== Items listed in a dataset ==

————————

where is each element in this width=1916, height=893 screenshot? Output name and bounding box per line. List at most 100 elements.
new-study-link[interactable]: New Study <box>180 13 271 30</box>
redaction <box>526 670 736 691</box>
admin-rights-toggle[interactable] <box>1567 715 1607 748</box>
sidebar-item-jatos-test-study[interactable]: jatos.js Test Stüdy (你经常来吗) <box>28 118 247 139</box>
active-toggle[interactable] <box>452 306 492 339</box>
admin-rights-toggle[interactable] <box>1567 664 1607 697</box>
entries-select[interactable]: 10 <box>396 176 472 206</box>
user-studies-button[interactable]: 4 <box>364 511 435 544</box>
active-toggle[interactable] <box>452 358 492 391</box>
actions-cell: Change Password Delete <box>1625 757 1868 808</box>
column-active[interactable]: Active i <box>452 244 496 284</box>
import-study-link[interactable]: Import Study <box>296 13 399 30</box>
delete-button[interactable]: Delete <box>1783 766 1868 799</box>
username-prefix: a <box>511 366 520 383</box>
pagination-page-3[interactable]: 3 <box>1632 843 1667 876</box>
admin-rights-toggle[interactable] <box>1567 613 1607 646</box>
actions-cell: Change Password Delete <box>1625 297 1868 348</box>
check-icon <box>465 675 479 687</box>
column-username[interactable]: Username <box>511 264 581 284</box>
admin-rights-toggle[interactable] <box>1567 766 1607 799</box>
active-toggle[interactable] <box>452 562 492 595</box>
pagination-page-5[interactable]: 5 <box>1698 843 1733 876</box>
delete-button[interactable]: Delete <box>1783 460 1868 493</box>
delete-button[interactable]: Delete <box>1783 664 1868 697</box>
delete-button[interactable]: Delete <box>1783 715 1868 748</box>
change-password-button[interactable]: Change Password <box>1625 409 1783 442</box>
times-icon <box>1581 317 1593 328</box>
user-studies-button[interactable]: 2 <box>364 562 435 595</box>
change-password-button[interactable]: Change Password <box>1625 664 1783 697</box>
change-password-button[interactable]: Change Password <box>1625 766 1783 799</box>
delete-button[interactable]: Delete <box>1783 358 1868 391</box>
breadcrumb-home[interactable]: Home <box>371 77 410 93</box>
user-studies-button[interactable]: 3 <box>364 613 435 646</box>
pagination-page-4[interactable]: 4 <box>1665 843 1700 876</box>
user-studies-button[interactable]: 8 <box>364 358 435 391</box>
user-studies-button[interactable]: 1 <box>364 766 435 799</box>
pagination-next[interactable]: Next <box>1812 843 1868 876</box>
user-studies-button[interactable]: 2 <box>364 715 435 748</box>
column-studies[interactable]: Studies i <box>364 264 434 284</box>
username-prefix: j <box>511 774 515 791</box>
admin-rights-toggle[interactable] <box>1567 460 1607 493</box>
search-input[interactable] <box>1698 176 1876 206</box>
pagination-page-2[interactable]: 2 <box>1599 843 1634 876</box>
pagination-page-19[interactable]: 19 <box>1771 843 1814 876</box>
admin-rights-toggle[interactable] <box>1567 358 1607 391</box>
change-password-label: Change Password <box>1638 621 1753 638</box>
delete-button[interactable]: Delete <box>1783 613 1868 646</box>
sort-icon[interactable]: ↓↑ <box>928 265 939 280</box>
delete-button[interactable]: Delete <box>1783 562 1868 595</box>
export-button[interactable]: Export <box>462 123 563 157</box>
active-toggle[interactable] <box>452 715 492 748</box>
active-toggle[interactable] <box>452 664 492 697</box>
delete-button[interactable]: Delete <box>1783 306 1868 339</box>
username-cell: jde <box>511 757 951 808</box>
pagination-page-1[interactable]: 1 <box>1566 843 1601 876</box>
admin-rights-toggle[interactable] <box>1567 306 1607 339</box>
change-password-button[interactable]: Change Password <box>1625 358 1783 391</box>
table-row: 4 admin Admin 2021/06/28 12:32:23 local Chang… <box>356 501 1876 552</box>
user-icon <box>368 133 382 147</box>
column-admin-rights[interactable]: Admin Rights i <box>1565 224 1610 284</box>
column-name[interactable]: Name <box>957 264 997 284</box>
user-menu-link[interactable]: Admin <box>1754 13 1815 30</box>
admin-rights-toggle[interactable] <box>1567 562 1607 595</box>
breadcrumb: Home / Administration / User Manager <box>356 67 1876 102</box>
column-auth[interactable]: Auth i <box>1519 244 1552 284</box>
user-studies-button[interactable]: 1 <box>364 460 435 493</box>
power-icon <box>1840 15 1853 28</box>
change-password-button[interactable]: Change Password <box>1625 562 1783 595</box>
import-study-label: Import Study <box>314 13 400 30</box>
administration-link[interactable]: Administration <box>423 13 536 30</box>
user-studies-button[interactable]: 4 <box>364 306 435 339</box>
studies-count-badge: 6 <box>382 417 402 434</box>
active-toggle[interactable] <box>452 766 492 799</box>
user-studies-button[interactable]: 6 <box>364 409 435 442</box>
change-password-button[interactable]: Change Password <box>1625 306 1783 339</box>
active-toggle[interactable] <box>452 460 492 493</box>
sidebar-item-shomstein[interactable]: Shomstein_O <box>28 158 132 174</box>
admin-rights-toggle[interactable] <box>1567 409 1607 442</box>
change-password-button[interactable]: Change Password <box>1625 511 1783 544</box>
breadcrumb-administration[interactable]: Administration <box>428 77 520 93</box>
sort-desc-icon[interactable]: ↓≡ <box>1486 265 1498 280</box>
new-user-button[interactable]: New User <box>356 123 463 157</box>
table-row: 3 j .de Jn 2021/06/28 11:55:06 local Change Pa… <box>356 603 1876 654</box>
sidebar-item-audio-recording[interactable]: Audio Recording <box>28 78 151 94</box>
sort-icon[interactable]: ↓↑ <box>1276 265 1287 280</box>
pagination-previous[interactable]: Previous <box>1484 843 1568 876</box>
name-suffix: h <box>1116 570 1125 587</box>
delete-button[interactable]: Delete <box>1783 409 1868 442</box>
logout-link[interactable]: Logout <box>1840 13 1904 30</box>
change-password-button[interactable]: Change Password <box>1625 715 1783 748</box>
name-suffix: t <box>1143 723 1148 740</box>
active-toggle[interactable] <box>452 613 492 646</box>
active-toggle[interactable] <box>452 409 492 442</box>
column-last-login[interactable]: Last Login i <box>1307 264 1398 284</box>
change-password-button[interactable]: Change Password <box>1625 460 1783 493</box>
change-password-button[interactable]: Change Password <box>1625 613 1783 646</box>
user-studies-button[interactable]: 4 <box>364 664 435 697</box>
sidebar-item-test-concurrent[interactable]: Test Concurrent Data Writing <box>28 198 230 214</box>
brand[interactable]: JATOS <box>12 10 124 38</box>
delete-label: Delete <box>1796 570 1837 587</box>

————————

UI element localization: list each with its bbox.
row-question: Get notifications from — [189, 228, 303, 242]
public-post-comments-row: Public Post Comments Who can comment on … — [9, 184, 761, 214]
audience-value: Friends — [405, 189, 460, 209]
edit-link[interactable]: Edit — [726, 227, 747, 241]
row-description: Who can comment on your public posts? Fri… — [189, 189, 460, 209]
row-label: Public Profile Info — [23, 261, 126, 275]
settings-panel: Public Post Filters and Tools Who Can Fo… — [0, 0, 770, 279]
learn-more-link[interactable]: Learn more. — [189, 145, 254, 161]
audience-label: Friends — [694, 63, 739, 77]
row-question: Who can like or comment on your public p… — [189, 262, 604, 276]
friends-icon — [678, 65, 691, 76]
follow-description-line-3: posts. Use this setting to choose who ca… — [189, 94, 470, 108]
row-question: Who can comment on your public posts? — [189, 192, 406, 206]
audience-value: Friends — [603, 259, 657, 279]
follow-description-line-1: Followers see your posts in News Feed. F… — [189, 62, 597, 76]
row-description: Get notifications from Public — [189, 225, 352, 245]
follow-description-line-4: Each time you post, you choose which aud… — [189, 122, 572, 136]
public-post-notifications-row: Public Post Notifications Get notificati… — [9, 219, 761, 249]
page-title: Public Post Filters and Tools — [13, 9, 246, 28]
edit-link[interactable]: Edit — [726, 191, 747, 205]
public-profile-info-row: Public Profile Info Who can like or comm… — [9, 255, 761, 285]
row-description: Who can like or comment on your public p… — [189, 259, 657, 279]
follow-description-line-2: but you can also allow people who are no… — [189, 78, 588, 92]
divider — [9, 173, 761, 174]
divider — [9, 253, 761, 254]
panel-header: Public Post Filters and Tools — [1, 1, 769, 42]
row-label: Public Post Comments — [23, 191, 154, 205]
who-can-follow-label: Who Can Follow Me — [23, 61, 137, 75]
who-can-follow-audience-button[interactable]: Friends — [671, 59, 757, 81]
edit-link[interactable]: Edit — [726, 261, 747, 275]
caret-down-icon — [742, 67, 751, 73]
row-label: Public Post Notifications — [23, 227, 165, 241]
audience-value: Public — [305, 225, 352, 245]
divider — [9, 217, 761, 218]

————————

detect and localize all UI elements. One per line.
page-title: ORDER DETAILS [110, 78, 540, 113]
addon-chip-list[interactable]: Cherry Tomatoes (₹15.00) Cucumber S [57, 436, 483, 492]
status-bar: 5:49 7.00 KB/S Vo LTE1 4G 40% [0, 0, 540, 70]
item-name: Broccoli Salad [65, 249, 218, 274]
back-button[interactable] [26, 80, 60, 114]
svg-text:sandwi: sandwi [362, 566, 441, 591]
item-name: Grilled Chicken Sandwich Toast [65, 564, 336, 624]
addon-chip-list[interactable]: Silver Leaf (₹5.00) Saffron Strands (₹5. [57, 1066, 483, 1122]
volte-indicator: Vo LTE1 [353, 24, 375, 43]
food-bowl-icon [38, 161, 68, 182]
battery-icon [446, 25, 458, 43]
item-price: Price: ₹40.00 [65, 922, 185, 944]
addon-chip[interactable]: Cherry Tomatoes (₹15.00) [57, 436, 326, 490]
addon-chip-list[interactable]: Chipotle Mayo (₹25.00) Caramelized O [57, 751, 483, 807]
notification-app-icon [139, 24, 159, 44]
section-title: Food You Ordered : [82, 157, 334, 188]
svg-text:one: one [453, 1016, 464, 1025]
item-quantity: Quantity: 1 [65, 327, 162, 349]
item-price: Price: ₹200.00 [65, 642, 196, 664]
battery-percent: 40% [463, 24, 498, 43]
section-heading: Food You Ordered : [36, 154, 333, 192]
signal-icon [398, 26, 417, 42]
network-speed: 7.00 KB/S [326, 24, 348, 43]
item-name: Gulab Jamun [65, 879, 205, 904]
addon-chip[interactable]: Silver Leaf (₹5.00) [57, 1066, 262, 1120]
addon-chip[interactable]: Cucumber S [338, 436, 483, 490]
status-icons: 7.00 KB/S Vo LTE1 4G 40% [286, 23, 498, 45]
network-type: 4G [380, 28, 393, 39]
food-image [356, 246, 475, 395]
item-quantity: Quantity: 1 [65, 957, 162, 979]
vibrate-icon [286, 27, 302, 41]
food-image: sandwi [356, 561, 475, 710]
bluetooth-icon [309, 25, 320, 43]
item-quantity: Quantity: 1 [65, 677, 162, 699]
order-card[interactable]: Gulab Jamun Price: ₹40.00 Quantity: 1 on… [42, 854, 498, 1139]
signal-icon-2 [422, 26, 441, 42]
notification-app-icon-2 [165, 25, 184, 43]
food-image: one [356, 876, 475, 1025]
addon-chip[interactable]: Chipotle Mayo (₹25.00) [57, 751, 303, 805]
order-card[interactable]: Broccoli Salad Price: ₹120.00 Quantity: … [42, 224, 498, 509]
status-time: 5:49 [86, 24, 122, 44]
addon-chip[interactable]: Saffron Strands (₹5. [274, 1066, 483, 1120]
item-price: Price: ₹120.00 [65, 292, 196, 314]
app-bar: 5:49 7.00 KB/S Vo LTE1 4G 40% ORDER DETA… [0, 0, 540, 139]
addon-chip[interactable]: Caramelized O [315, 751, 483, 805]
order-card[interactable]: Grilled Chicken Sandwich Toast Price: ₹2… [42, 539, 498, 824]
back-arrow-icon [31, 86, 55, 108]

————————

== Aim ==
List every line of the records above that contains the string "Saffron", copying each line in full.

== Written answer ==
addon-chip-list[interactable]: Silver Leaf (₹5.00) Saffron Strands (₹5. [57, 1066, 483, 1122]
addon-chip[interactable]: Saffron Strands (₹5. [274, 1066, 483, 1120]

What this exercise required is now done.